--- START Record set ---
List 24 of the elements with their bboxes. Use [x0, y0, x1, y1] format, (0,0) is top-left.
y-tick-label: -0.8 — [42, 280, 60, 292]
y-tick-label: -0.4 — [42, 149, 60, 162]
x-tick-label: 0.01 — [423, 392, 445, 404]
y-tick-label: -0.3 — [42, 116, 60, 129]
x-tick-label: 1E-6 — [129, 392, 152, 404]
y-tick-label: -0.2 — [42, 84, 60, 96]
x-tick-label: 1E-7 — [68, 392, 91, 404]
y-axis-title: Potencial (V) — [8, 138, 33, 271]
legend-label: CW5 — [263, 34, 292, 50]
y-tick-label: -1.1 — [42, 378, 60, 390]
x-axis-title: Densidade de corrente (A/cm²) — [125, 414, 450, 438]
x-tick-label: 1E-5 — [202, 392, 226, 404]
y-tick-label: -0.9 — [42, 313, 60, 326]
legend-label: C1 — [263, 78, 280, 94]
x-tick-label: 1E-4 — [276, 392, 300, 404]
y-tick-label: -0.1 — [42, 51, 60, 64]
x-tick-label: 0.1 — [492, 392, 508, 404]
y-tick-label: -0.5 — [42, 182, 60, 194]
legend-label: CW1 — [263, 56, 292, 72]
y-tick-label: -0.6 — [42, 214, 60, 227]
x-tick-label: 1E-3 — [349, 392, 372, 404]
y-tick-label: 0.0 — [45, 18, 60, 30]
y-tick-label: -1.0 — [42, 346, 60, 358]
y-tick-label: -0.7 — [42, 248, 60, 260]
--- END Record set ---
*Work to do:* Which lines of the records contain the word "title"? Locate them, matching case, and copy each such line in full.

*Exercise response:*
y-axis-title: Potencial (V) — [8, 138, 33, 271]
x-axis-title: Densidade de corrente (A/cm²) — [125, 414, 450, 438]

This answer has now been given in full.